— BEGIN Listed records —

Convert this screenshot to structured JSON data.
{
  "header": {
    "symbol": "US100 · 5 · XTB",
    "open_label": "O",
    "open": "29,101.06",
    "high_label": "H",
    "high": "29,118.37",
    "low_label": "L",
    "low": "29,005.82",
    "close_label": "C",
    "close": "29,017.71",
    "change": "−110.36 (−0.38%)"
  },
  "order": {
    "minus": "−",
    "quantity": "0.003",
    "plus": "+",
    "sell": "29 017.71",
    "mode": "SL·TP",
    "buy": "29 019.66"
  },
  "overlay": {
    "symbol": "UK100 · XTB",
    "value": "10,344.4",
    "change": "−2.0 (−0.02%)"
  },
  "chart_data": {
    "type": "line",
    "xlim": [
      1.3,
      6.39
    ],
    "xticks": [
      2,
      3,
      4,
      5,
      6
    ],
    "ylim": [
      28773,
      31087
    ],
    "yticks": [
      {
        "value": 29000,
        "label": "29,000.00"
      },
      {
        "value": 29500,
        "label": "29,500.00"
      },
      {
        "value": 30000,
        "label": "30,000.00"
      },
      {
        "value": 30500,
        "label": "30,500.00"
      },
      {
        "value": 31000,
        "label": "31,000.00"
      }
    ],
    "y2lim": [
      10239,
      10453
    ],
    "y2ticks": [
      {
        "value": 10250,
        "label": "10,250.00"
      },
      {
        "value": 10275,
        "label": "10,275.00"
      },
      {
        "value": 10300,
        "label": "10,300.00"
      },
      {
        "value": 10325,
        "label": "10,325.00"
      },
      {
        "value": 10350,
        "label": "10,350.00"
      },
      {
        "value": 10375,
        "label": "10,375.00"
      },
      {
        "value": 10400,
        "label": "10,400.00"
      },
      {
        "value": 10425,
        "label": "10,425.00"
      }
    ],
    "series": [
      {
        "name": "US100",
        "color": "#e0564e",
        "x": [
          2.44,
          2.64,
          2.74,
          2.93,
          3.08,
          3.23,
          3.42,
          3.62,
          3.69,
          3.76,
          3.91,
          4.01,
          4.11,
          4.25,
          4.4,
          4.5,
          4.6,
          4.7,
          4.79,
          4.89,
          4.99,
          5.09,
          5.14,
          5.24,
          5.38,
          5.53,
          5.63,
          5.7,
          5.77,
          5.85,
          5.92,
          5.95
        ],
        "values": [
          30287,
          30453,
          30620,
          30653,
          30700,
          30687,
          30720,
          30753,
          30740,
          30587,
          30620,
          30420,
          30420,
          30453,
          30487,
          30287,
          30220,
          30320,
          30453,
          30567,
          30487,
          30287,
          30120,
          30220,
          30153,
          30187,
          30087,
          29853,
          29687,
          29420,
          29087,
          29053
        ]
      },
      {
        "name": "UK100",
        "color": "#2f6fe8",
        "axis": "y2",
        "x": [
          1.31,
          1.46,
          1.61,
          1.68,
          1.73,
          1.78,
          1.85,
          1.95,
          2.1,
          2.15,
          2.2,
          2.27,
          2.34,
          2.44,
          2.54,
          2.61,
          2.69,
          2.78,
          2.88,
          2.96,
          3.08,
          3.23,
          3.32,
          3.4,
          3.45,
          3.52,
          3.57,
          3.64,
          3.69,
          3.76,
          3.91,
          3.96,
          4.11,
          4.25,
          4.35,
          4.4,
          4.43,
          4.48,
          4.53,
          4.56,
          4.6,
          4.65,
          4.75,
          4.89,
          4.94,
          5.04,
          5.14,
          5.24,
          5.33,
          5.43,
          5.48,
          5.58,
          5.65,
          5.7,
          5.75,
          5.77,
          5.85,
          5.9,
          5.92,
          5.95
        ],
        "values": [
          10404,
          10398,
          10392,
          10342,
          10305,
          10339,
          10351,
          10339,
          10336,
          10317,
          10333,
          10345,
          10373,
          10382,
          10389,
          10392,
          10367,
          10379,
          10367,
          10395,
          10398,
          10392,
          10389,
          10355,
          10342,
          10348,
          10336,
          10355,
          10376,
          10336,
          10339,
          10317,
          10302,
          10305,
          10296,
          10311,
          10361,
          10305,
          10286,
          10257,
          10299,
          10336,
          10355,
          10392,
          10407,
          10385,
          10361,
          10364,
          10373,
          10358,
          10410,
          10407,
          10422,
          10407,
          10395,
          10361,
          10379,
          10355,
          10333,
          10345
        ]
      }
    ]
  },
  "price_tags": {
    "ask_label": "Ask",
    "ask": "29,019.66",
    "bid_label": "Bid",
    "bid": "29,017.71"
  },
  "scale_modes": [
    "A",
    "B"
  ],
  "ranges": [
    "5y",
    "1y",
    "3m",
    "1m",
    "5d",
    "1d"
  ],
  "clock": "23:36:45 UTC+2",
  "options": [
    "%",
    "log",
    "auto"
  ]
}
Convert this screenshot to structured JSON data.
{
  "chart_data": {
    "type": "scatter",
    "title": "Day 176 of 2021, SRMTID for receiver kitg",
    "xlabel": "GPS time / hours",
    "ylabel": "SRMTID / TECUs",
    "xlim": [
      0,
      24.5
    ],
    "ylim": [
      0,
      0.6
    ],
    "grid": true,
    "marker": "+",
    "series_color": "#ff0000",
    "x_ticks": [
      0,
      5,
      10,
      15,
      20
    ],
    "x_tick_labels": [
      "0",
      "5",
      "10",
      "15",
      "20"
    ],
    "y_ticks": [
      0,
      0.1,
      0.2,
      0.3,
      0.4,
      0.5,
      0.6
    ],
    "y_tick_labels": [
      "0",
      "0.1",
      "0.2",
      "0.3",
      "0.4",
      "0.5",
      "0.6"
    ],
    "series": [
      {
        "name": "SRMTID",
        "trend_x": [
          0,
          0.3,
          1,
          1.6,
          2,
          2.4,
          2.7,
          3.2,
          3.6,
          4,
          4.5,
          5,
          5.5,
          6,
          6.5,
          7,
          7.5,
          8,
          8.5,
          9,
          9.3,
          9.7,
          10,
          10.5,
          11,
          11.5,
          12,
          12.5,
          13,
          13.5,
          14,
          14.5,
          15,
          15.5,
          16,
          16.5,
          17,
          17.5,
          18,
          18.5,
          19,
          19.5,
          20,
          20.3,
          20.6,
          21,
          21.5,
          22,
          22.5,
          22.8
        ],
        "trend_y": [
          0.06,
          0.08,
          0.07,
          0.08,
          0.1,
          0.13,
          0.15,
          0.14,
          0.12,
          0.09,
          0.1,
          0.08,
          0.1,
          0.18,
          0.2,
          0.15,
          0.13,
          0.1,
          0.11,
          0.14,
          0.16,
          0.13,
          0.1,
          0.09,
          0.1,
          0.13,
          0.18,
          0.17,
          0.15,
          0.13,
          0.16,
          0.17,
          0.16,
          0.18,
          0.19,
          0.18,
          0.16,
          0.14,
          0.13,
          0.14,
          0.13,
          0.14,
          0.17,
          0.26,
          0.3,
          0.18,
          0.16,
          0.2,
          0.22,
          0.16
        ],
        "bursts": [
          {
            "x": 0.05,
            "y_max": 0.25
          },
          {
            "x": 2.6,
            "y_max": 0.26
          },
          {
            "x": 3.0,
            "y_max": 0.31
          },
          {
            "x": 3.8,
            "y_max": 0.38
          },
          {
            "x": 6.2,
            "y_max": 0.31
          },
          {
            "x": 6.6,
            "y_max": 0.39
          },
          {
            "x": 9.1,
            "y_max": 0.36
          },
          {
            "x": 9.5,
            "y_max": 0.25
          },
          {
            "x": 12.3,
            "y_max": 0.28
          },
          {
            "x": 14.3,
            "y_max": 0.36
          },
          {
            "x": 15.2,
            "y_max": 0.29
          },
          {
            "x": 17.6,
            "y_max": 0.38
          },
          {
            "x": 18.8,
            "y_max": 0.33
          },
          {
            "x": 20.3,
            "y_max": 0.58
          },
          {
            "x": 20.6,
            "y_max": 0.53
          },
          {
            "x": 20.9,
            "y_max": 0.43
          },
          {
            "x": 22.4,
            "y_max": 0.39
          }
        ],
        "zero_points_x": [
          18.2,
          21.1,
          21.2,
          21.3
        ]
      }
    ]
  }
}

— END Listed records —
— BEGIN Listed records —

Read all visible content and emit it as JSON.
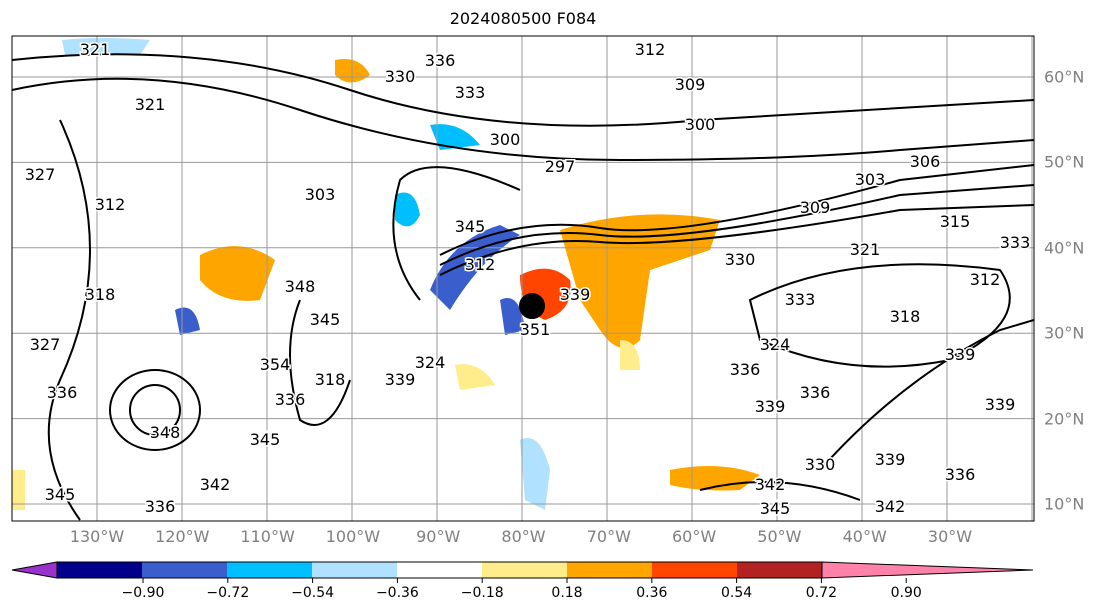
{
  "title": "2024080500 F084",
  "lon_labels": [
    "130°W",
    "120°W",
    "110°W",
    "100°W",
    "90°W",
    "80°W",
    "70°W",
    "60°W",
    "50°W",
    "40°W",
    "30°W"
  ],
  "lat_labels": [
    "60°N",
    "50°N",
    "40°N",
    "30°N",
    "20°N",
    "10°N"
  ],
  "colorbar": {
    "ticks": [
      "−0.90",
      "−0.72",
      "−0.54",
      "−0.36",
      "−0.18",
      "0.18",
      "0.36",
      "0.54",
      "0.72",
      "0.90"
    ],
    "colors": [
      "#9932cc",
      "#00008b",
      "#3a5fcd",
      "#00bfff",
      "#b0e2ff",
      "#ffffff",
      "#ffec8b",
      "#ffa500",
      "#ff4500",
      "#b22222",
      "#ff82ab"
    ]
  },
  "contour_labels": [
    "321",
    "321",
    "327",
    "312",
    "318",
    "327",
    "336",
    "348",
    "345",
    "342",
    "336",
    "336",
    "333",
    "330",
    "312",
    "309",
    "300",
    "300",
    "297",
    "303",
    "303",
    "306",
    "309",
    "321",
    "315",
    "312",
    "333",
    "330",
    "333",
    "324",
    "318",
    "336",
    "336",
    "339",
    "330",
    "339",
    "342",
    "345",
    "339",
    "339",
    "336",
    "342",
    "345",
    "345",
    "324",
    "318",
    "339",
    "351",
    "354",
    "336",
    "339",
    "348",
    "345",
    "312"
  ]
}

— END Listed records —
— BEGIN Listed records —

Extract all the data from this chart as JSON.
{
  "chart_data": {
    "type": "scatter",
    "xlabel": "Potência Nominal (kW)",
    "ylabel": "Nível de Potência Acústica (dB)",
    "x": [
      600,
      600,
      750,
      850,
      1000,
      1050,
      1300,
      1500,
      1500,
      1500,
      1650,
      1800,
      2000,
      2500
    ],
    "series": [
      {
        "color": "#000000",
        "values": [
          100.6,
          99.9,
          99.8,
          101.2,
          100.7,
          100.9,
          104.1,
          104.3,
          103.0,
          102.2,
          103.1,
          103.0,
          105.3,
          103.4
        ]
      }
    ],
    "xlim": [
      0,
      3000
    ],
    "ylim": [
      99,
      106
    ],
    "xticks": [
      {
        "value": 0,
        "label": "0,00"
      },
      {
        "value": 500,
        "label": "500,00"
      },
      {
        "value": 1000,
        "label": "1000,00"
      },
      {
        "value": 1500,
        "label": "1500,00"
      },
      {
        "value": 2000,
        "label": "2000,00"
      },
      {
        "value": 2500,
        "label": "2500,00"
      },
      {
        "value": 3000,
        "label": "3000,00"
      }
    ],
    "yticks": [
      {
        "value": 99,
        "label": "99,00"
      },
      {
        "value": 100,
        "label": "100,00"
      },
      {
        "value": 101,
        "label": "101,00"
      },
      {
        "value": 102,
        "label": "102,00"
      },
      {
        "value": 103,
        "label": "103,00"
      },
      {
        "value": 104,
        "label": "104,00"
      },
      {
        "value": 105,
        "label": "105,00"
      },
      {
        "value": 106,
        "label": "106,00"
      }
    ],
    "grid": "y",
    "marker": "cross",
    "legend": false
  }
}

— END Listed records —

--- Stated exercise ---
Of the lines above, how many include the word "JSON"? Reply with the number alone.

--- Response for this exercise ---
4